--- Begin ---

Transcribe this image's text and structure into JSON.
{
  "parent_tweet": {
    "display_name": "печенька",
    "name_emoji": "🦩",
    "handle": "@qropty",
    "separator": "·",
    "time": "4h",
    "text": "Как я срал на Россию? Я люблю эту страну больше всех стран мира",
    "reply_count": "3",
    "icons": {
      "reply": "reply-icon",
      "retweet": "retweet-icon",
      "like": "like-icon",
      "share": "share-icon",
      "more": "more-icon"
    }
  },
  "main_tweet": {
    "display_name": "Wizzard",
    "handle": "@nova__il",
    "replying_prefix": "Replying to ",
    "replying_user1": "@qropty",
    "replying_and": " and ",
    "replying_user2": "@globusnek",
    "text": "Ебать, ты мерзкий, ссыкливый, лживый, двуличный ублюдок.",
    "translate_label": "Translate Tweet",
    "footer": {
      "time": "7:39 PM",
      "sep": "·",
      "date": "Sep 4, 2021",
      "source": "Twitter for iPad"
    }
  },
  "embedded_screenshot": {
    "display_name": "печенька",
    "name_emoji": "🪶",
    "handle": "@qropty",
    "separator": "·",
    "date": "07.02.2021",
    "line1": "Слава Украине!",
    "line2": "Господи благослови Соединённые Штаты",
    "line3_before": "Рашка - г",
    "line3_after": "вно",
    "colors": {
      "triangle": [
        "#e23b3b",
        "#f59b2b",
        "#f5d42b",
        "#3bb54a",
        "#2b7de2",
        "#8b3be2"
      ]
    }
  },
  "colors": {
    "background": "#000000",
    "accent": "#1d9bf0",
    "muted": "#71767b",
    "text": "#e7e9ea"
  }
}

--- End ---

For the data above, state how many lines contain "text"; the number is the whole answer.

4